Exercise inputs ::

==*==

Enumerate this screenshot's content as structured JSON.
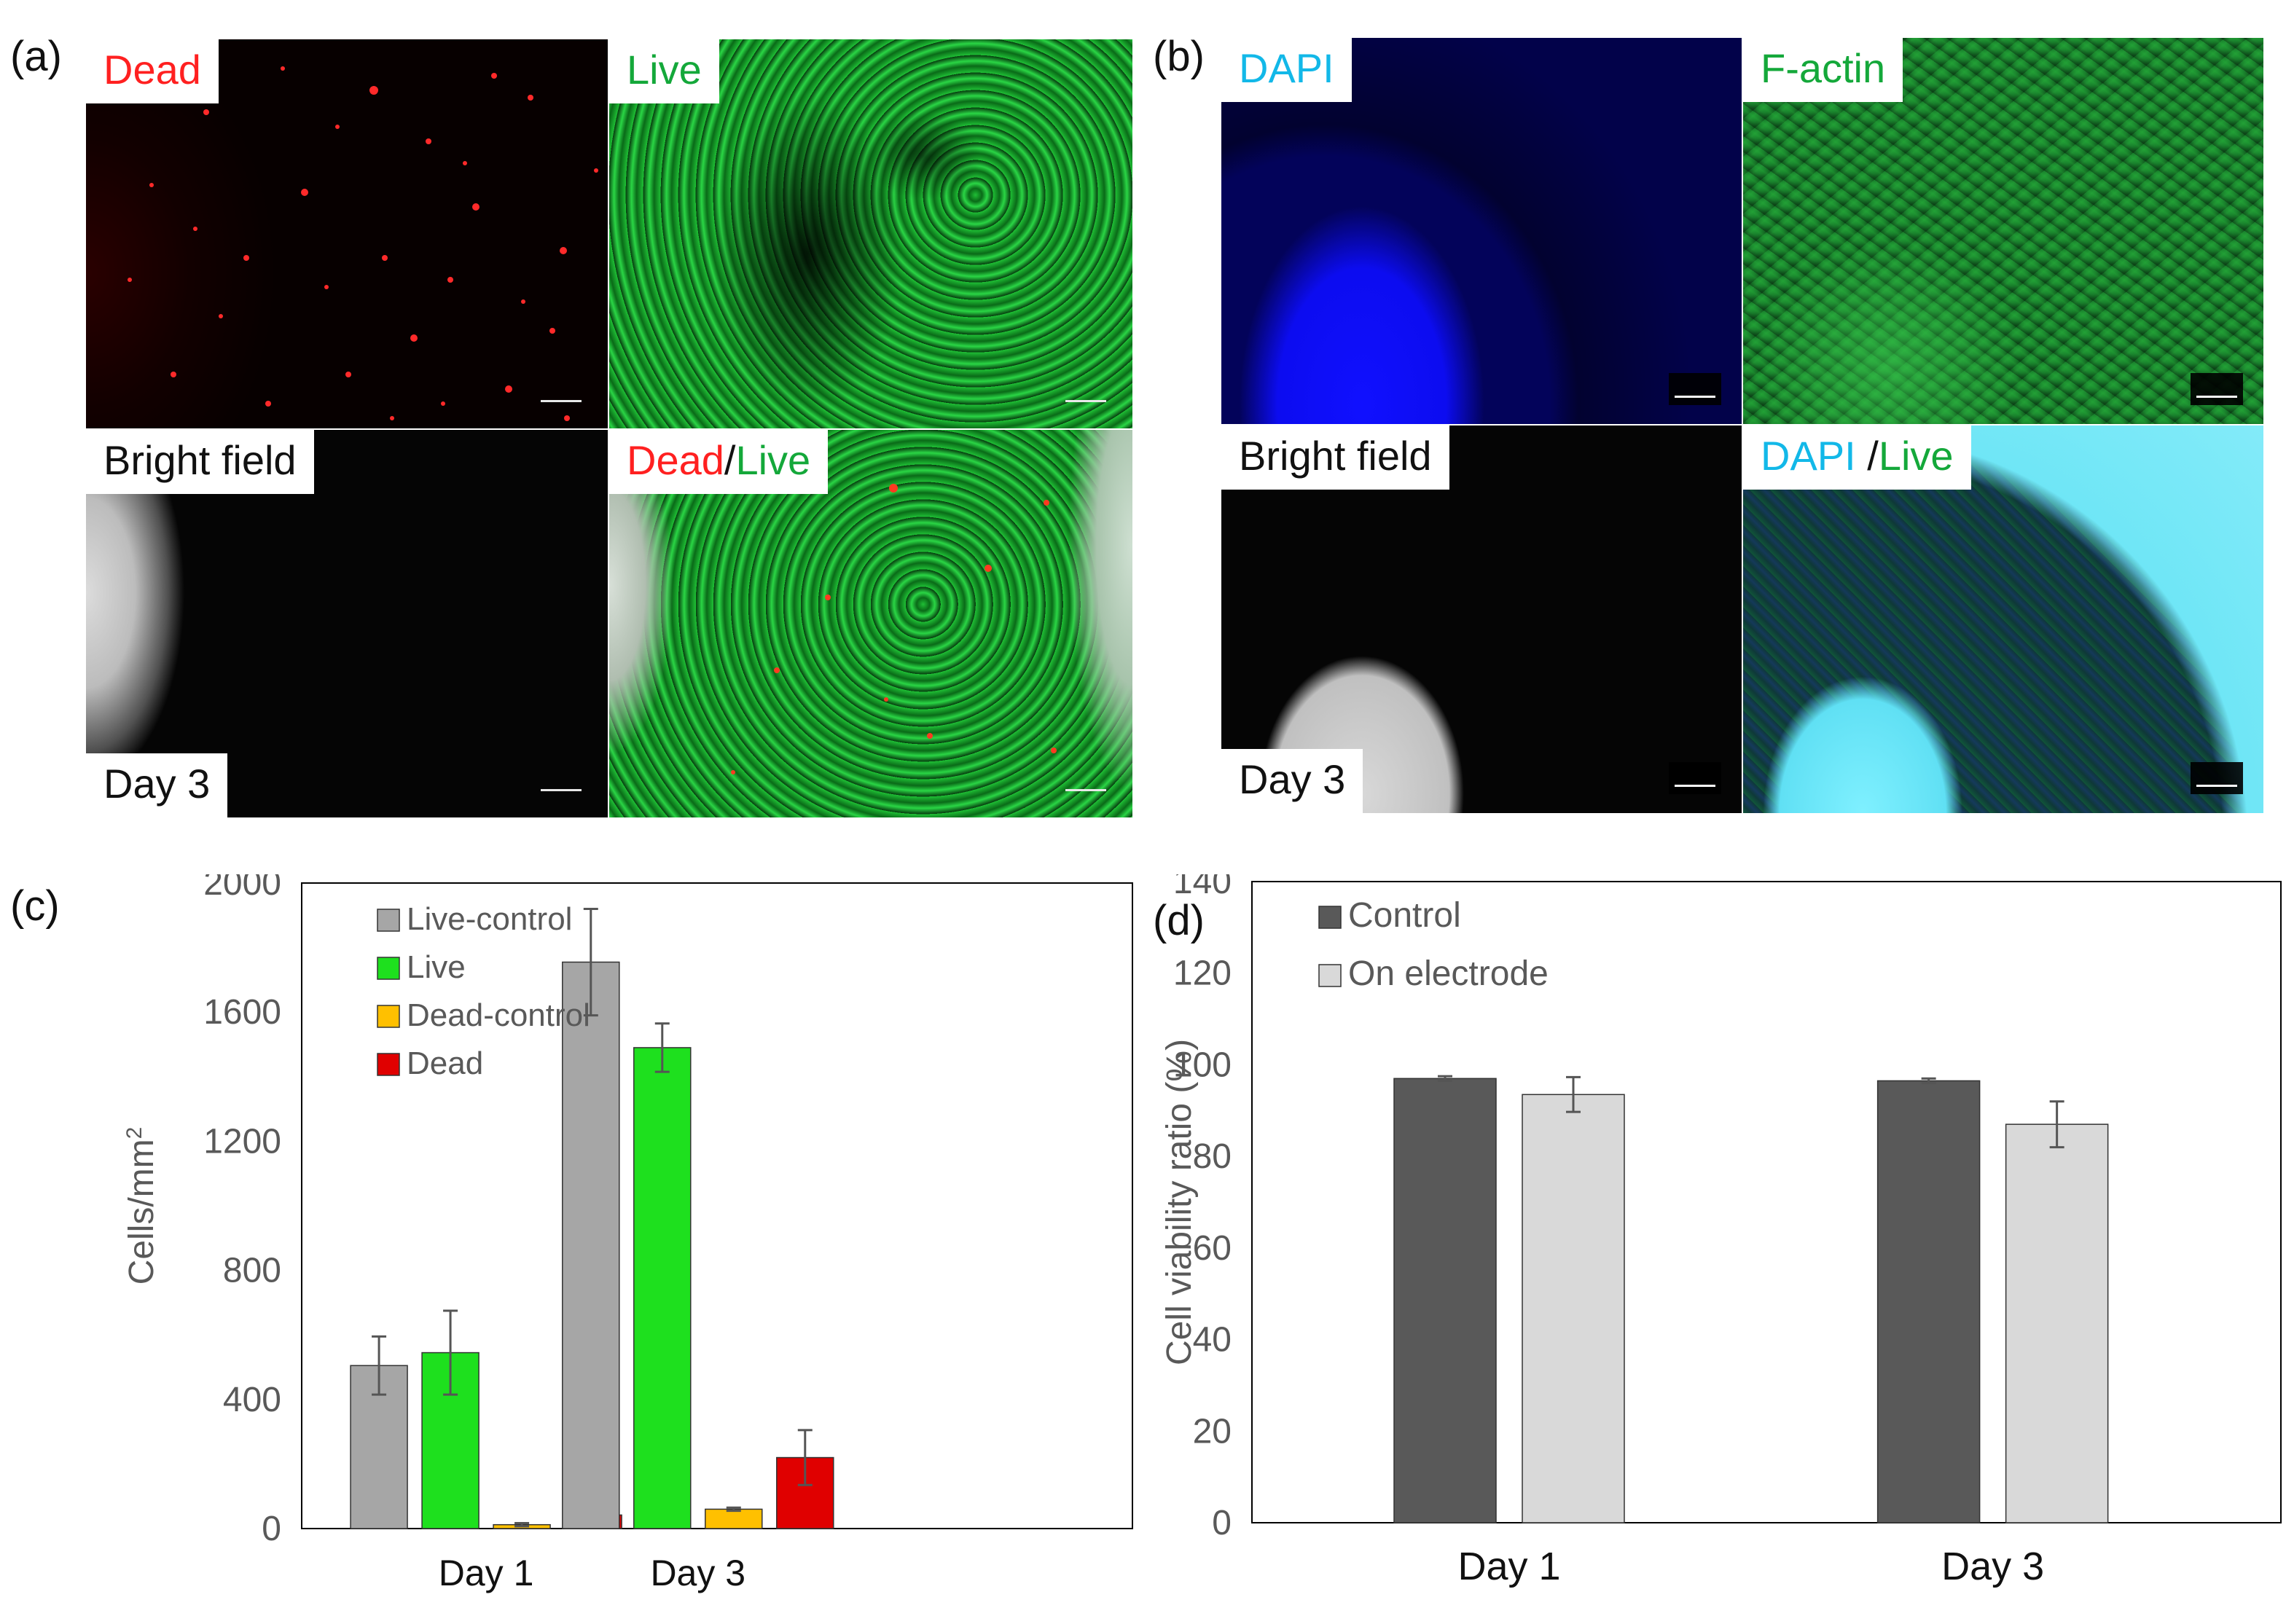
{
  "panels": {
    "a": {
      "letter": "(a)",
      "dead_label": "Dead",
      "live_label": "Live",
      "bright_label": "Bright field",
      "day_label": "Day 3",
      "merge_dead": "Dead",
      "merge_slash": "/",
      "merge_live": "Live"
    },
    "b": {
      "letter": "(b)",
      "dapi_label": "DAPI",
      "factin_label": "F-actin",
      "bright_label": "Bright field",
      "day_label": "Day 3",
      "merge_dapi": "DAPI ",
      "merge_slash": "/",
      "merge_live": "Live"
    },
    "c": {
      "letter": "(c)"
    },
    "d": {
      "letter": "(d)"
    }
  },
  "colors": {
    "dead": "#ff2020",
    "live": "#14a83a",
    "dapi": "#12b8e8"
  },
  "chart_data": [
    {
      "id": "c",
      "type": "bar",
      "categories": [
        "Day 1",
        "Day 3"
      ],
      "ylabel": "Cells/mm",
      "ylabel_superscript": "2",
      "ylim": [
        0,
        2000
      ],
      "yticks": [
        0,
        400,
        800,
        1200,
        1600,
        2000
      ],
      "legend_position": "top-left",
      "series": [
        {
          "name": "Live-control",
          "color": "#a6a6a6",
          "values": [
            505,
            1755
          ],
          "errors": [
            90,
            165
          ]
        },
        {
          "name": "Live",
          "color": "#1ee01e",
          "values": [
            545,
            1490
          ],
          "errors": [
            130,
            75
          ]
        },
        {
          "name": "Dead-control",
          "color": "#ffc000",
          "values": [
            12,
            60
          ],
          "errors": [
            5,
            5
          ]
        },
        {
          "name": "Dead",
          "color": "#e00000",
          "values": [
            42,
            220
          ],
          "errors": [
            25,
            85
          ]
        }
      ]
    },
    {
      "id": "d",
      "type": "bar",
      "categories": [
        "Day 1",
        "Day 3"
      ],
      "ylabel": "Cell viability ratio  (%)",
      "ylim": [
        0,
        140
      ],
      "yticks": [
        0,
        20,
        40,
        60,
        80,
        100,
        120,
        140
      ],
      "legend_position": "top-left",
      "series": [
        {
          "name": "Control",
          "color": "#595959",
          "values": [
            97,
            96.5
          ],
          "errors": [
            0.5,
            0.5
          ]
        },
        {
          "name": "On electrode",
          "color": "#d9d9d9",
          "values": [
            93.5,
            87
          ],
          "errors": [
            3.8,
            5
          ]
        }
      ]
    }
  ]
}
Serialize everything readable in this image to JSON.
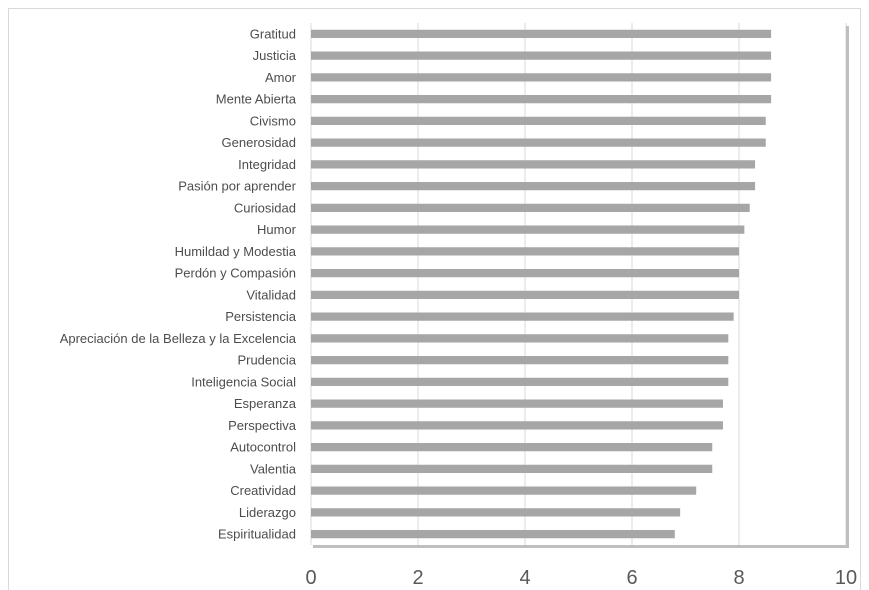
{
  "chart_data": {
    "type": "bar",
    "orientation": "horizontal",
    "categories": [
      "Gratitud",
      "Justicia",
      "Amor",
      "Mente Abierta",
      "Civismo",
      "Generosidad",
      "Integridad",
      "Pasión por aprender",
      "Curiosidad",
      "Humor",
      "Humildad y Modestia",
      "Perdón y Compasión",
      "Vitalidad",
      "Persistencia",
      "Apreciación de la Belleza y la Excelencia",
      "Prudencia",
      "Inteligencia Social",
      "Esperanza",
      "Perspectiva",
      "Autocontrol",
      "Valentia",
      "Creatividad",
      "Liderazgo",
      "Espiritualidad"
    ],
    "values": [
      8.6,
      8.6,
      8.6,
      8.6,
      8.5,
      8.5,
      8.3,
      8.3,
      8.2,
      8.1,
      8.0,
      8.0,
      8.0,
      7.9,
      7.8,
      7.8,
      7.8,
      7.7,
      7.7,
      7.5,
      7.5,
      7.2,
      6.9,
      6.8
    ],
    "xlim": [
      0,
      10
    ],
    "x_ticks": [
      "0",
      "2",
      "4",
      "6",
      "8",
      "10"
    ],
    "x_tick_values": [
      0,
      2,
      4,
      6,
      8,
      10
    ],
    "grid": true,
    "bar_color": "#a6a6a6",
    "grid_color": "#d9d9d9",
    "title": "",
    "xlabel": "",
    "ylabel": ""
  }
}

==*==

Written problem ::
Without the pictures, reproduce every line of the records above exactly.

Answer for the task ::
Enumerate this screenshot's content as structured JSON.
{
  "panels": {
    "a": {
      "letter": "(a)",
      "dead_label": "Dead",
      "live_label": "Live",
      "bright_label": "Bright field",
      "day_label": "Day 3",
      "merge_dead": "Dead",
      "merge_slash": "/",
      "merge_live": "Live"
    },
    "b": {
      "letter": "(b)",
      "dapi_label": "DAPI",
      "factin_label": "F-actin",
      "bright_label": "Bright field",
      "day_label": "Day 3",
      "merge_dapi": "DAPI ",
      "merge_slash": "/",
      "merge_live": "Live"
    },
    "c": {
      "letter": "(c)"
    },
    "d": {
      "letter": "(d)"
    }
  },
  "colors": {
    "dead": "#ff2020",
    "live": "#14a83a",
    "dapi": "#12b8e8"
  },
  "chart_data": [
    {
      "id": "c",
      "type": "bar",
      "categories": [
        "Day 1",
        "Day 3"
      ],
      "ylabel": "Cells/mm",
      "ylabel_superscript": "2",
      "ylim": [
        0,
        2000
      ],
      "yticks": [
        0,
        400,
        800,
        1200,
        1600,
        2000
      ],
      "legend_position": "top-left",
      "series": [
        {
          "name": "Live-control",
          "color": "#a6a6a6",
          "values": [
            505,
            1755
          ],
          "errors": [
            90,
            165
          ]
        },
        {
          "name": "Live",
          "color": "#1ee01e",
          "values": [
            545,
            1490
          ],
          "errors": [
            130,
            75
          ]
        },
        {
          "name": "Dead-control",
          "color": "#ffc000",
          "values": [
            12,
            60
          ],
          "errors": [
            5,
            5
          ]
        },
        {
          "name": "Dead",
          "color": "#e00000",
          "values": [
            42,
            220
          ],
          "errors": [
            25,
            85
          ]
        }
      ]
    },
    {
      "id": "d",
      "type": "bar",
      "categories": [
        "Day 1",
        "Day 3"
      ],
      "ylabel": "Cell viability ratio  (%)",
      "ylim": [
        0,
        140
      ],
      "yticks": [
        0,
        20,
        40,
        60,
        80,
        100,
        120,
        140
      ],
      "legend_position": "top-left",
      "series": [
        {
          "name": "Control",
          "color": "#595959",
          "values": [
            97,
            96.5
          ],
          "errors": [
            0.5,
            0.5
          ]
        },
        {
          "name": "On electrode",
          "color": "#d9d9d9",
          "values": [
            93.5,
            87
          ],
          "errors": [
            3.8,
            5
          ]
        }
      ]
    }
  ]
}
Serialize everything readable in this image to JSON.
{
  "chart_data": {
    "type": "bar",
    "orientation": "horizontal",
    "categories": [
      "Gratitud",
      "Justicia",
      "Amor",
      "Mente Abierta",
      "Civismo",
      "Generosidad",
      "Integridad",
      "Pasión por aprender",
      "Curiosidad",
      "Humor",
      "Humildad y Modestia",
      "Perdón y Compasión",
      "Vitalidad",
      "Persistencia",
      "Apreciación de la Belleza y la Excelencia",
      "Prudencia",
      "Inteligencia Social",
      "Esperanza",
      "Perspectiva",
      "Autocontrol",
      "Valentia",
      "Creatividad",
      "Liderazgo",
      "Espiritualidad"
    ],
    "values": [
      8.6,
      8.6,
      8.6,
      8.6,
      8.5,
      8.5,
      8.3,
      8.3,
      8.2,
      8.1,
      8.0,
      8.0,
      8.0,
      7.9,
      7.8,
      7.8,
      7.8,
      7.7,
      7.7,
      7.5,
      7.5,
      7.2,
      6.9,
      6.8
    ],
    "xlim": [
      0,
      10
    ],
    "x_ticks": [
      "0",
      "2",
      "4",
      "6",
      "8",
      "10"
    ],
    "x_tick_values": [
      0,
      2,
      4,
      6,
      8,
      10
    ],
    "grid": true,
    "bar_color": "#a6a6a6",
    "grid_color": "#d9d9d9",
    "title": "",
    "xlabel": "",
    "ylabel": ""
  }
}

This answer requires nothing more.